━━━━━ DATASET EXCERPTS ━━━━━

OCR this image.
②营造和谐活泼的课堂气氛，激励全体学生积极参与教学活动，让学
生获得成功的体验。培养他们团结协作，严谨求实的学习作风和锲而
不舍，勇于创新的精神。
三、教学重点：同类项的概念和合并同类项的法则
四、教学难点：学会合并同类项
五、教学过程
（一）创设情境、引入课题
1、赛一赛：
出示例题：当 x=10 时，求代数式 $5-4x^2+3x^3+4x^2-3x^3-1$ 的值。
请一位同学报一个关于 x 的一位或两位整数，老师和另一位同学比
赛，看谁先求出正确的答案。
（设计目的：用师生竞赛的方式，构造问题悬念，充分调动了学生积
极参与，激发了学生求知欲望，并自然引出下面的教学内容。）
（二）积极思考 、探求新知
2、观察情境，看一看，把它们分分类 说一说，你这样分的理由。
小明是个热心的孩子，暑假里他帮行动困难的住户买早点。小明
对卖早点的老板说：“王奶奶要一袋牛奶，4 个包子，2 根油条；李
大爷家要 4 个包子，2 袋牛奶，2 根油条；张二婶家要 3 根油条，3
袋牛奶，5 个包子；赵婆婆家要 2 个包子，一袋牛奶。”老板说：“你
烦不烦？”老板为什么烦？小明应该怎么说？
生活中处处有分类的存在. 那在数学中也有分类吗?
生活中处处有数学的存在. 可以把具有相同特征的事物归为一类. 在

━━━━━
━━━━━ DATASET EXCERPTS ━━━━━

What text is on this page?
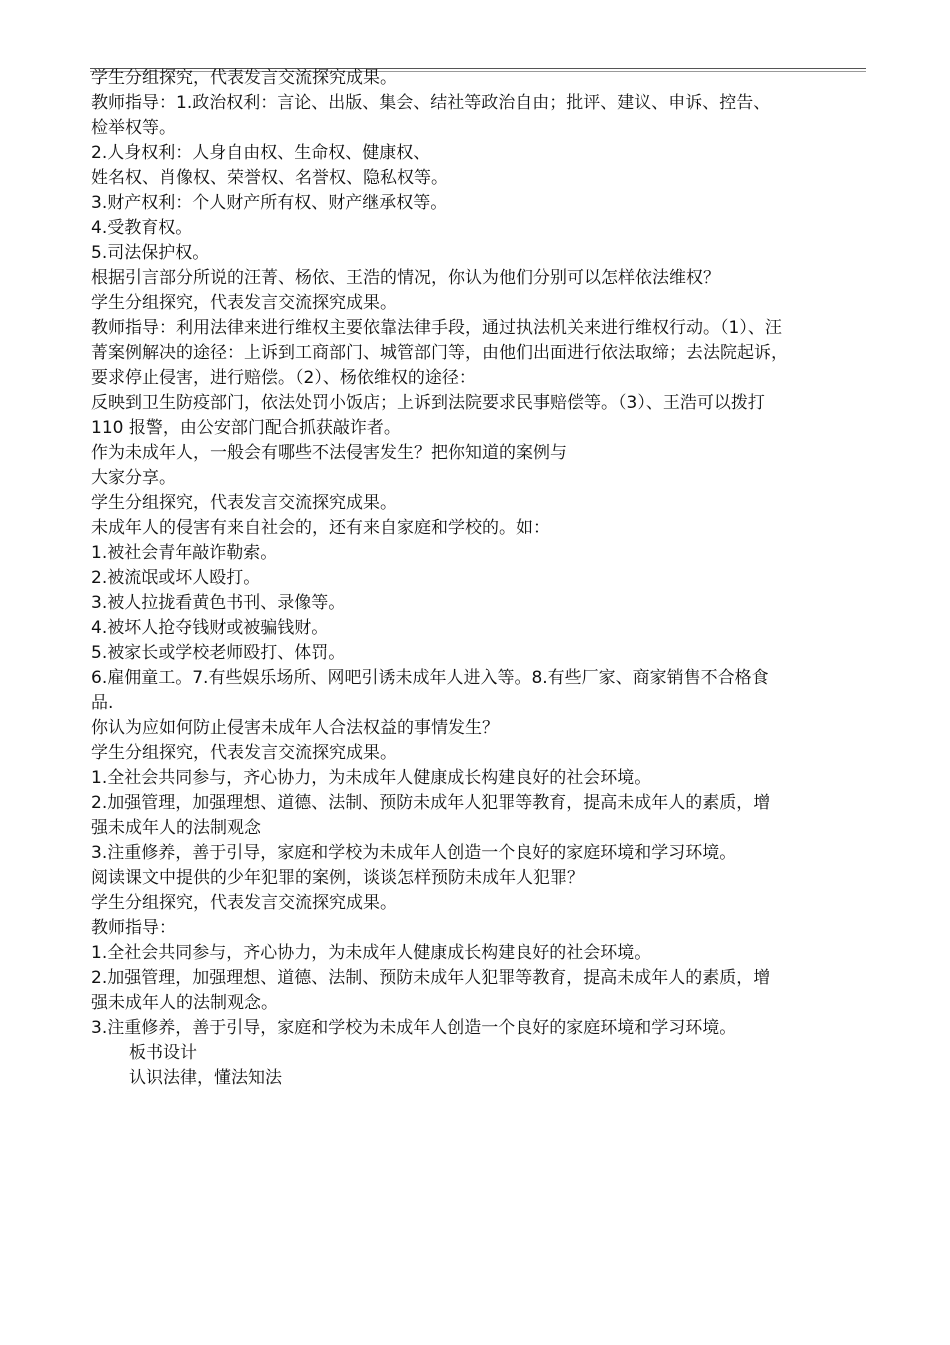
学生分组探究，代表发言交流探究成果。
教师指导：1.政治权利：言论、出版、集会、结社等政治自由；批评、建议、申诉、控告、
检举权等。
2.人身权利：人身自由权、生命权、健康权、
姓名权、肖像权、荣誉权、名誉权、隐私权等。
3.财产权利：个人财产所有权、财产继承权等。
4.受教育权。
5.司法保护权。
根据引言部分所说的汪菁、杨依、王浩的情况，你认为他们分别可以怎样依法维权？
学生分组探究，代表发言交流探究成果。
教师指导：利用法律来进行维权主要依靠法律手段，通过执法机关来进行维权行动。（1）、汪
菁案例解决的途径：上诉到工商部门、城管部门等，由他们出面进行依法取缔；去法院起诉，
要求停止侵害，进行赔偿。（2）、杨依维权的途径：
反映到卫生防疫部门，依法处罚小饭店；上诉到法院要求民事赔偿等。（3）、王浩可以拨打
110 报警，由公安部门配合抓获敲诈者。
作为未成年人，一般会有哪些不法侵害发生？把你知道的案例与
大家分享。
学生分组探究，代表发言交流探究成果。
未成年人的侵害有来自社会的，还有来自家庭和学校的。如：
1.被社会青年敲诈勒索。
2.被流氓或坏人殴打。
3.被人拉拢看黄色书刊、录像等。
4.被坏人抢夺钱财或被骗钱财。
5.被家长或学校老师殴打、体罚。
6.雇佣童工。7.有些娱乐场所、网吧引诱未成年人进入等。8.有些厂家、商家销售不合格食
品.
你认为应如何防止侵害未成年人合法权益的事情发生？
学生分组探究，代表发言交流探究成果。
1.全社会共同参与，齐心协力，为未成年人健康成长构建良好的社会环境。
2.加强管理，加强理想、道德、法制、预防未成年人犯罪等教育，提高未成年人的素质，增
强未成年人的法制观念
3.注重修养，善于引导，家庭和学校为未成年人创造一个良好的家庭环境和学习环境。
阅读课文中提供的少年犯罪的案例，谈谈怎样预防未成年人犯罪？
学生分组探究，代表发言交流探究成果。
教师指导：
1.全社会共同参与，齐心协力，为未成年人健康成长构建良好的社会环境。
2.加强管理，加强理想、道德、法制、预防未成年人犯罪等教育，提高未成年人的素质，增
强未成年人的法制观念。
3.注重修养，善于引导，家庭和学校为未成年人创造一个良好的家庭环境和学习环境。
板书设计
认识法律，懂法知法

━━━━━
━━━━━ DATASET EXCERPTS ━━━━━

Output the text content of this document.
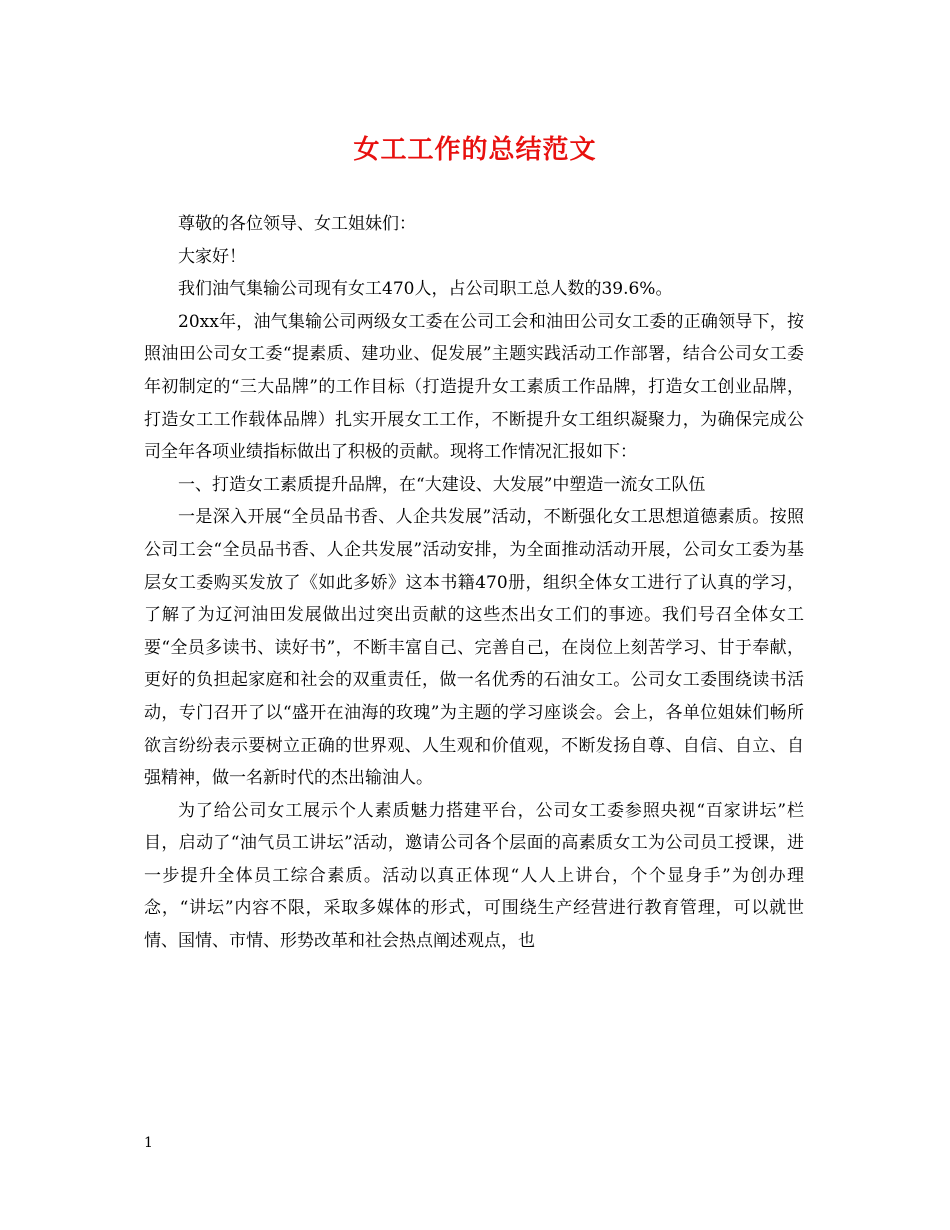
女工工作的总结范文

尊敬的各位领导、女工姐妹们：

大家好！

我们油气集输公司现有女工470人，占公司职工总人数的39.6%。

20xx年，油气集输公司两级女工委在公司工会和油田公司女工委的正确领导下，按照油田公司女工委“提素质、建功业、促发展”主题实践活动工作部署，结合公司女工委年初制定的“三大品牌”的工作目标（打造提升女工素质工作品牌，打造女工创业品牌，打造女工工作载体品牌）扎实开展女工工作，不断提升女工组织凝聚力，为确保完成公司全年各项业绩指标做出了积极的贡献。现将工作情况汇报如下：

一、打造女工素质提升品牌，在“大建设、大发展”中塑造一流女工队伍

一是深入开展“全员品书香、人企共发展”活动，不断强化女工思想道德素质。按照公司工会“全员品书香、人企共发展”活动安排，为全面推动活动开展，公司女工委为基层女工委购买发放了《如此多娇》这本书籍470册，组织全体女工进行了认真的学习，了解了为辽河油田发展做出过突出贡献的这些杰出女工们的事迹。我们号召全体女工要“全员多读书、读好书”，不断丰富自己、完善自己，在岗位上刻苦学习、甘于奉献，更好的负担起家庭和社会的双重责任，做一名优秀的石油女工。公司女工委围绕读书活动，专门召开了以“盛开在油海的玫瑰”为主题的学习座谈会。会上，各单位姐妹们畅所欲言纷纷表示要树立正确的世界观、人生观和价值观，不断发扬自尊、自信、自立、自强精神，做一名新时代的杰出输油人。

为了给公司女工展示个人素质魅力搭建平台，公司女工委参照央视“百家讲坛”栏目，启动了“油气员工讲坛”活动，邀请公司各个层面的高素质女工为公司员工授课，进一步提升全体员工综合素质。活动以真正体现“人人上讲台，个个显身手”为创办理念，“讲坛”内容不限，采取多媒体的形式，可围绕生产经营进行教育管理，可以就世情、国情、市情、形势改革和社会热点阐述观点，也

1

━━━━━

JOB :: Work out how many lines of the data above contain the string "this" and give the number alone.

WRITTEN SOLUTION :: 3